Exercise material
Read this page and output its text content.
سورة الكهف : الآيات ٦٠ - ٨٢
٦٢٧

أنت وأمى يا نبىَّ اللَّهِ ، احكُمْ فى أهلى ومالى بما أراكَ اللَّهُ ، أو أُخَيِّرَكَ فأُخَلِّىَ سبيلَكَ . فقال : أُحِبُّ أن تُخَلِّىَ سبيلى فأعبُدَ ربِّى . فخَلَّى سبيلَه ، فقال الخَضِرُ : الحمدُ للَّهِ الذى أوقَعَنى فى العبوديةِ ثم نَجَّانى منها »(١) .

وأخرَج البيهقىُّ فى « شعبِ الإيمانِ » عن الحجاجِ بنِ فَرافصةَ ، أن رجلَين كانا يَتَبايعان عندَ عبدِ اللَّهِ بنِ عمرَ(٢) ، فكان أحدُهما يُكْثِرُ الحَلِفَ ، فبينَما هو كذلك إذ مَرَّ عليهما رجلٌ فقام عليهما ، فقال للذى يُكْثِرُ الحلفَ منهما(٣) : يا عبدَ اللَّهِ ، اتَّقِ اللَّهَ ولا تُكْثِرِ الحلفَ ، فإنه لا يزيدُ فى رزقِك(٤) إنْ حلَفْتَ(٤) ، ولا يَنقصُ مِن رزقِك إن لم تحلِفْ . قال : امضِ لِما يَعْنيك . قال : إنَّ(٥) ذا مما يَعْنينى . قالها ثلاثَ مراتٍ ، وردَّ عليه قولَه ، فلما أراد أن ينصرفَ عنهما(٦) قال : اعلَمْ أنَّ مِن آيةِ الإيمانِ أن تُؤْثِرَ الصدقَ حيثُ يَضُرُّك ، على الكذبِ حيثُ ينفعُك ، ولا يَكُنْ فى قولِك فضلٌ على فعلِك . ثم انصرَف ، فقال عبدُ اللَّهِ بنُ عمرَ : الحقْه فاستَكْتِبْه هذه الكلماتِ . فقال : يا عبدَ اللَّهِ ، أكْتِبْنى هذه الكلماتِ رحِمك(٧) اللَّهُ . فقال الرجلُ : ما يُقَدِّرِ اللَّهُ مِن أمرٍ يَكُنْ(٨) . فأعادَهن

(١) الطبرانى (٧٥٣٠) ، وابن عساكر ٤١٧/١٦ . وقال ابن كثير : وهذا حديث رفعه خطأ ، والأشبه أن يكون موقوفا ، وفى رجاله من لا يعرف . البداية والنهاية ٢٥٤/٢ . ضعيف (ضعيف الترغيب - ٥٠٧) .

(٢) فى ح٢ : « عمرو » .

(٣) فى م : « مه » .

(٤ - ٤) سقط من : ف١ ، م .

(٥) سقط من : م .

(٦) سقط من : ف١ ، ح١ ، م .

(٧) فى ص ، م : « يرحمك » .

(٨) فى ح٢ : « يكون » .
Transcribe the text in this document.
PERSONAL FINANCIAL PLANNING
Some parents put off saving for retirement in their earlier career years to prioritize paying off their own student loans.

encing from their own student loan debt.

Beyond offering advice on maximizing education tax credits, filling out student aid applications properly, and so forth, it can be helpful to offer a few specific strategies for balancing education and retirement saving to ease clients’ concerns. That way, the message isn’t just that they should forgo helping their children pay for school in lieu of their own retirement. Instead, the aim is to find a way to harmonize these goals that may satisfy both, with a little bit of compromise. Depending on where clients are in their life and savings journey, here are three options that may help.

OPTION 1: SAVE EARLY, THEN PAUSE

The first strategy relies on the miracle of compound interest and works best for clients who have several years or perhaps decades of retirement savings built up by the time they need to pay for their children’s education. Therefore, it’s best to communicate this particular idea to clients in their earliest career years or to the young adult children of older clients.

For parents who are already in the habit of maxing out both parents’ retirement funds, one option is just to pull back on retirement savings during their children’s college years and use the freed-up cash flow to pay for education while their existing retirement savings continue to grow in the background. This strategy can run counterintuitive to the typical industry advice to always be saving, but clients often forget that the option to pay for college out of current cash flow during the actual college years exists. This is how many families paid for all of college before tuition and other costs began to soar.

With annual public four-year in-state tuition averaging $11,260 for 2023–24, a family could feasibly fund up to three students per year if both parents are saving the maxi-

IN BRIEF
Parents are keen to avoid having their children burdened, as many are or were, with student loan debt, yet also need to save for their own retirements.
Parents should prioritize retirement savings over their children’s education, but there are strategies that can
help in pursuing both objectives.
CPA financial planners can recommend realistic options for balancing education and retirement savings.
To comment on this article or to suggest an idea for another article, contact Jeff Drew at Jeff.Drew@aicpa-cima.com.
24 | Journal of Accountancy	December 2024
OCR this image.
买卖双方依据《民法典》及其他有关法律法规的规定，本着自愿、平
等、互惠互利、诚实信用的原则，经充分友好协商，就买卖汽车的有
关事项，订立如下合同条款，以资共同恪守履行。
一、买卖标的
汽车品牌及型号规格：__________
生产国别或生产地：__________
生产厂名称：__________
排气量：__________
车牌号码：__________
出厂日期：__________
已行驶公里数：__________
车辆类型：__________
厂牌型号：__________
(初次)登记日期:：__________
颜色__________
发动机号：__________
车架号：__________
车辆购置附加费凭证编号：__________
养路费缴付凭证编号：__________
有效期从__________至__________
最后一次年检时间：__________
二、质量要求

What you are asked to do
Extract the complete data, matching each line exactly.

Task result
Read this page and output its text content.
سورة الكهف : الآيات ٦٠ - ٨٢
٦٢٧

أنت وأمى يا نبىَّ اللَّهِ ، احكُمْ فى أهلى ومالى بما أراكَ اللَّهُ ، أو أُخَيِّرَكَ فأُخَلِّىَ سبيلَكَ . فقال : أُحِبُّ أن تُخَلِّىَ سبيلى فأعبُدَ ربِّى . فخَلَّى سبيلَه ، فقال الخَضِرُ : الحمدُ للَّهِ الذى أوقَعَنى فى العبوديةِ ثم نَجَّانى منها »(١) .

وأخرَج البيهقىُّ فى « شعبِ الإيمانِ » عن الحجاجِ بنِ فَرافصةَ ، أن رجلَين كانا يَتَبايعان عندَ عبدِ اللَّهِ بنِ عمرَ(٢) ، فكان أحدُهما يُكْثِرُ الحَلِفَ ، فبينَما هو كذلك إذ مَرَّ عليهما رجلٌ فقام عليهما ، فقال للذى يُكْثِرُ الحلفَ منهما(٣) : يا عبدَ اللَّهِ ، اتَّقِ اللَّهَ ولا تُكْثِرِ الحلفَ ، فإنه لا يزيدُ فى رزقِك(٤) إنْ حلَفْتَ(٤) ، ولا يَنقصُ مِن رزقِك إن لم تحلِفْ . قال : امضِ لِما يَعْنيك . قال : إنَّ(٥) ذا مما يَعْنينى . قالها ثلاثَ مراتٍ ، وردَّ عليه قولَه ، فلما أراد أن ينصرفَ عنهما(٦) قال : اعلَمْ أنَّ مِن آيةِ الإيمانِ أن تُؤْثِرَ الصدقَ حيثُ يَضُرُّك ، على الكذبِ حيثُ ينفعُك ، ولا يَكُنْ فى قولِك فضلٌ على فعلِك . ثم انصرَف ، فقال عبدُ اللَّهِ بنُ عمرَ : الحقْه فاستَكْتِبْه هذه الكلماتِ . فقال : يا عبدَ اللَّهِ ، أكْتِبْنى هذه الكلماتِ رحِمك(٧) اللَّهُ . فقال الرجلُ : ما يُقَدِّرِ اللَّهُ مِن أمرٍ يَكُنْ(٨) . فأعادَهن

(١) الطبرانى (٧٥٣٠) ، وابن عساكر ٤١٧/١٦ . وقال ابن كثير : وهذا حديث رفعه خطأ ، والأشبه أن يكون موقوفا ، وفى رجاله من لا يعرف . البداية والنهاية ٢٥٤/٢ . ضعيف (ضعيف الترغيب - ٥٠٧) .

(٢) فى ح٢ : « عمرو » .

(٣) فى م : « مه » .

(٤ - ٤) سقط من : ف١ ، م .

(٥) سقط من : م .

(٦) سقط من : ف١ ، ح١ ، م .

(٧) فى ص ، م : « يرحمك » .

(٨) فى ح٢ : « يكون » .
Transcribe the text in this document.
PERSONAL FINANCIAL PLANNING
Some parents put off saving for retirement in their earlier career years to prioritize paying off their own student loans.

encing from their own student loan debt.

Beyond offering advice on maximizing education tax credits, filling out student aid applications properly, and so forth, it can be helpful to offer a few specific strategies for balancing education and retirement saving to ease clients’ concerns. That way, the message isn’t just that they should forgo helping their children pay for school in lieu of their own retirement. Instead, the aim is to find a way to harmonize these goals that may satisfy both, with a little bit of compromise. Depending on where clients are in their life and savings journey, here are three options that may help.

OPTION 1: SAVE EARLY, THEN PAUSE

The first strategy relies on the miracle of compound interest and works best for clients who have several years or perhaps decades of retirement savings built up by the time they need to pay for their children’s education. Therefore, it’s best to communicate this particular idea to clients in their earliest career years or to the young adult children of older clients.

For parents who are already in the habit of maxing out both parents’ retirement funds, one option is just to pull back on retirement savings during their children’s college years and use the freed-up cash flow to pay for education while their existing retirement savings continue to grow in the background. This strategy can run counterintuitive to the typical industry advice to always be saving, but clients often forget that the option to pay for college out of current cash flow during the actual college years exists. This is how many families paid for all of college before tuition and other costs began to soar.

With annual public four-year in-state tuition averaging $11,260 for 2023–24, a family could feasibly fund up to three students per year if both parents are saving the maxi-

IN BRIEF
Parents are keen to avoid having their children burdened, as many are or were, with student loan debt, yet also need to save for their own retirements.
Parents should prioritize retirement savings over their children’s education, but there are strategies that can
help in pursuing both objectives.
CPA financial planners can recommend realistic options for balancing education and retirement savings.
To comment on this article or to suggest an idea for another article, contact Jeff Drew at Jeff.Drew@aicpa-cima.com.
24 | Journal of Accountancy	December 2024
OCR this image.
买卖双方依据《民法典》及其他有关法律法规的规定，本着自愿、平
等、互惠互利、诚实信用的原则，经充分友好协商，就买卖汽车的有
关事项，订立如下合同条款，以资共同恪守履行。
一、买卖标的
汽车品牌及型号规格：__________
生产国别或生产地：__________
生产厂名称：__________
排气量：__________
车牌号码：__________
出厂日期：__________
已行驶公里数：__________
车辆类型：__________
厂牌型号：__________
(初次)登记日期:：__________
颜色__________
发动机号：__________
车架号：__________
车辆购置附加费凭证编号：__________
养路费缴付凭证编号：__________
有效期从__________至__________
最后一次年检时间：__________
二、质量要求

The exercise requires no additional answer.